GIVEN TASK A ▸
Arrange the data entries as a numbered list with blank lines omitted, starting at the first line of the data entries and ending at the line containing "pc-to-site-radio[interactable] xyxy=(579,927,587,935)", both included.

# South Bend Generic Parts List



## drdudley (Oct 30, 2015)

My library of downloaded South Bend info recently suffered a major setback when someone, who shall remain nameless, knocked over an open one litre bottle of ice cold Coke on his three week new Mac computer. It was truly a huge loss. That Coke was so cold, and I was so thirsty. Oh well. I have been able to replace most all of the files but I can not remember where I found the list of generic parts  (everyday hardware) that were listed under South Bend numbers and general hardware description. Any assistance will be appreciated. By coincidence, I have for sale to a good home a nearly new Mac computer which now functions quite nicely as a plant holder.


----------



## Charles Spencer (Oct 31, 2015)

Try these:

http://wswells.com/

http://www.vintagemachinery.org/mfgindex/detail.aspx?id=1617&tab=3


----------



## drdudley (Oct 31, 2015)

[Data entries]
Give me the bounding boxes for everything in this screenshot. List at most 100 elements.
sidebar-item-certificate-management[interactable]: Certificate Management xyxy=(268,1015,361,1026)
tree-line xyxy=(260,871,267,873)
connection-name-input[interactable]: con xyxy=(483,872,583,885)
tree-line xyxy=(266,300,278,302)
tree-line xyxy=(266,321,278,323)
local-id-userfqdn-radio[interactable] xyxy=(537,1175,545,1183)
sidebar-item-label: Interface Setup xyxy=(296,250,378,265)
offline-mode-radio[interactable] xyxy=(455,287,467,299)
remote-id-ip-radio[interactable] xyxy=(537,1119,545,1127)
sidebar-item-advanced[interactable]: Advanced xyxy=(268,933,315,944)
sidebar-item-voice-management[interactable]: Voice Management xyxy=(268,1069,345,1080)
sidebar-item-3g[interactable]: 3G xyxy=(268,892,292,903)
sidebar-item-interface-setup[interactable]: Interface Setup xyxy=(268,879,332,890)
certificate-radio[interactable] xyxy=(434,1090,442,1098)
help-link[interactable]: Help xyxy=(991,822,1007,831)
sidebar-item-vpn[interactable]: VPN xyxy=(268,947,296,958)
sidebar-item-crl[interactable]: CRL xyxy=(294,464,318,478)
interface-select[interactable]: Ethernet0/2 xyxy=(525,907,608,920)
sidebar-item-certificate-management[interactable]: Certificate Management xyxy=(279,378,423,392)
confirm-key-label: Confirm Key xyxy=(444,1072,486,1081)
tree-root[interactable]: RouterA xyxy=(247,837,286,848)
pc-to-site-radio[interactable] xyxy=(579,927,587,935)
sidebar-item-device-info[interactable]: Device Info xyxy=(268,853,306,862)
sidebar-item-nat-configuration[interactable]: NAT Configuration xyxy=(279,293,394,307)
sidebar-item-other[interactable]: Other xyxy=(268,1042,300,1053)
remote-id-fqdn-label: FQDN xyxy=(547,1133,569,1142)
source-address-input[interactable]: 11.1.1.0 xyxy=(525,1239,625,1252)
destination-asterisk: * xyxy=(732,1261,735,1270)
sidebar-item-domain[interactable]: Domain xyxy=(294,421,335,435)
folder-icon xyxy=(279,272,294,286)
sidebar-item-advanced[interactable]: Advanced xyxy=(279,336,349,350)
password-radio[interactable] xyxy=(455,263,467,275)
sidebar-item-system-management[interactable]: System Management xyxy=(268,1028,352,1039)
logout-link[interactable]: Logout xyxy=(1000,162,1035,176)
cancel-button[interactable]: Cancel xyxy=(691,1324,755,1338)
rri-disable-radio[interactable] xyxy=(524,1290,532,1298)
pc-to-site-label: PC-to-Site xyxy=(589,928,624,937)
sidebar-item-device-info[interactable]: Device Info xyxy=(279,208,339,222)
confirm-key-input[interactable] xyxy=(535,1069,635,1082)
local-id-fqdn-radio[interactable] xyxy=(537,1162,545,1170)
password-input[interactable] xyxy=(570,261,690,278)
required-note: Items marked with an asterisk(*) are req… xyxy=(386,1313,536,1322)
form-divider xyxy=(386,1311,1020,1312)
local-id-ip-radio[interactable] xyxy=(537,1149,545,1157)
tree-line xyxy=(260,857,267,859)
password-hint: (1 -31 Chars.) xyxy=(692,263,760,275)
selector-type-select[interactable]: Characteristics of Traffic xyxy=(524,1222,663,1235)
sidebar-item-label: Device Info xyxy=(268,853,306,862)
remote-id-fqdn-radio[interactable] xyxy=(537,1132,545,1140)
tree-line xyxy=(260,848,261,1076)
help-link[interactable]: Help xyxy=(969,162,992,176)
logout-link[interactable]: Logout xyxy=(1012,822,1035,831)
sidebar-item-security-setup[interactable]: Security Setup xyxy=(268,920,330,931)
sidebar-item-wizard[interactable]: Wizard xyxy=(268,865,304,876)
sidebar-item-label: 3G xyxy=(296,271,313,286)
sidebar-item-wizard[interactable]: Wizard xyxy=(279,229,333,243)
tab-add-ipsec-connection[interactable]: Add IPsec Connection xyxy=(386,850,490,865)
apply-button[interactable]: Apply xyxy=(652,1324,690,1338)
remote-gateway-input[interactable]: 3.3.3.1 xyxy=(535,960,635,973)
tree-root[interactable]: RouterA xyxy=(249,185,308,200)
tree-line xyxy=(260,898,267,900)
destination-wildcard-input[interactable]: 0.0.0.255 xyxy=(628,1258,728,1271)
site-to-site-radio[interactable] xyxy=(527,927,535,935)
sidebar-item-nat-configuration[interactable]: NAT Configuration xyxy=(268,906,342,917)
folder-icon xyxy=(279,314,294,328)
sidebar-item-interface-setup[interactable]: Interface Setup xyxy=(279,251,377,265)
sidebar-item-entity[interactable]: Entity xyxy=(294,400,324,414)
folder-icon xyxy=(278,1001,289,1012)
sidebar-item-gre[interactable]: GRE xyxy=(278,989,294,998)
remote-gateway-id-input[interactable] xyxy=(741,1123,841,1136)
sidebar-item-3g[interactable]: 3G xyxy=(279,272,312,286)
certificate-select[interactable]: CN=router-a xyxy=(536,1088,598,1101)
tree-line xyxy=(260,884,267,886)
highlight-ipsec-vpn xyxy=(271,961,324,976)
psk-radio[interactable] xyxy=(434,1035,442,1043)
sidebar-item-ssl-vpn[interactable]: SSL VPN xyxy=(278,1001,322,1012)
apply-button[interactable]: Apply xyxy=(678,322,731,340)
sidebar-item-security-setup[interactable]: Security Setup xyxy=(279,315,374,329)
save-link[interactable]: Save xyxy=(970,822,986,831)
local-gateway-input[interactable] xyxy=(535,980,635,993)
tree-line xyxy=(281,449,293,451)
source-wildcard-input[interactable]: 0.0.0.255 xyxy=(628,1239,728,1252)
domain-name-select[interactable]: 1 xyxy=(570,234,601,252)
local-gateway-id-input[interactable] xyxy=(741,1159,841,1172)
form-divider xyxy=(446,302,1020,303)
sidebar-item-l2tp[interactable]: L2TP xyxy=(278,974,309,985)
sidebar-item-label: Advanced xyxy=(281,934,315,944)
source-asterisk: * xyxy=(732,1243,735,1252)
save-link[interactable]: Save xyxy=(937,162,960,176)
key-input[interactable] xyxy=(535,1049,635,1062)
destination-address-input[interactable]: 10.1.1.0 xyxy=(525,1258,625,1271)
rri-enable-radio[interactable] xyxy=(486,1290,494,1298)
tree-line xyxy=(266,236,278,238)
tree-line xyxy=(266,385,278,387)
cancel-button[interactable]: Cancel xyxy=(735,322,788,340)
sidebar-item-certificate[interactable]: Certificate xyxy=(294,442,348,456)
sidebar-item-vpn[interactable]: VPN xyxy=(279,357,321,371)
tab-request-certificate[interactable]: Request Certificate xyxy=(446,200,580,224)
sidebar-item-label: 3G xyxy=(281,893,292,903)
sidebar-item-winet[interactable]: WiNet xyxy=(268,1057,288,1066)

GIVEN TASK B ▸
Pick up the forum thread about the South Bend generic parts list from where it stops.

TASK RESPONSE A ▸
1. Give me the bounding boxes for everything in this screenshot. List at most 100 elements.
2. sidebar-item-certificate-management[interactable]: Certificate Management xyxy=(268,1015,361,1026)
3. tree-line xyxy=(260,871,267,873)
4. connection-name-input[interactable]: con xyxy=(483,872,583,885)
5. tree-line xyxy=(266,300,278,302)
6. tree-line xyxy=(266,321,278,323)
7. local-id-userfqdn-radio[interactable] xyxy=(537,1175,545,1183)
8. sidebar-item-label: Interface Setup xyxy=(296,250,378,265)
9. offline-mode-radio[interactable] xyxy=(455,287,467,299)
10. remote-id-ip-radio[interactable] xyxy=(537,1119,545,1127)
11. sidebar-item-advanced[interactable]: Advanced xyxy=(268,933,315,944)
12. sidebar-item-voice-management[interactable]: Voice Management xyxy=(268,1069,345,1080)
13. sidebar-item-3g[interactable]: 3G xyxy=(268,892,292,903)
14. sidebar-item-interface-setup[interactable]: Interface Setup xyxy=(268,879,332,890)
15. certificate-radio[interactable] xyxy=(434,1090,442,1098)
16. help-link[interactable]: Help xyxy=(991,822,1007,831)
17. sidebar-item-vpn[interactable]: VPN xyxy=(268,947,296,958)
18. sidebar-item-crl[interactable]: CRL xyxy=(294,464,318,478)
19. interface-select[interactable]: Ethernet0/2 xyxy=(525,907,608,920)
20. sidebar-item-certificate-management[interactable]: Certificate Management xyxy=(279,378,423,392)
21. confirm-key-label: Confirm Key xyxy=(444,1072,486,1081)
22. tree-root[interactable]: RouterA xyxy=(247,837,286,848)
23. pc-to-site-radio[interactable] xyxy=(579,927,587,935)

TASK RESPONSE B ▸
Charles,
Thank you for that  library of information. It was my impression that what I had was not a South Bend production. It was presented as a package of two separate downloads. One was the actual South Bend lathe parts manual. The second appeared to be an extensive labor of true commitment which identified by common ID the hardware items that could be purchased commercially today and brought them to the readers attention by use of the original South Bend part number. I am sure everyone can see how valuable this resource would be in saved time and money. I will continue searching.


----------



## Charles Spencer (Oct 31, 2015)

Try these:

http://wswells.com/

http://www.vintagemachinery.org/mfgindex/detail.aspx?id=1617&tab=3


----------



## drdudley (Oct 31, 2015)

Charles,
This is exactly what I was looking for. Thank you so much. Now just one more request. Can you remember the site where you picked this up?
Dudley


----------



## Charles Spencer (Oct 31, 2015)

No, not really if it isn't one of the sites that I listed.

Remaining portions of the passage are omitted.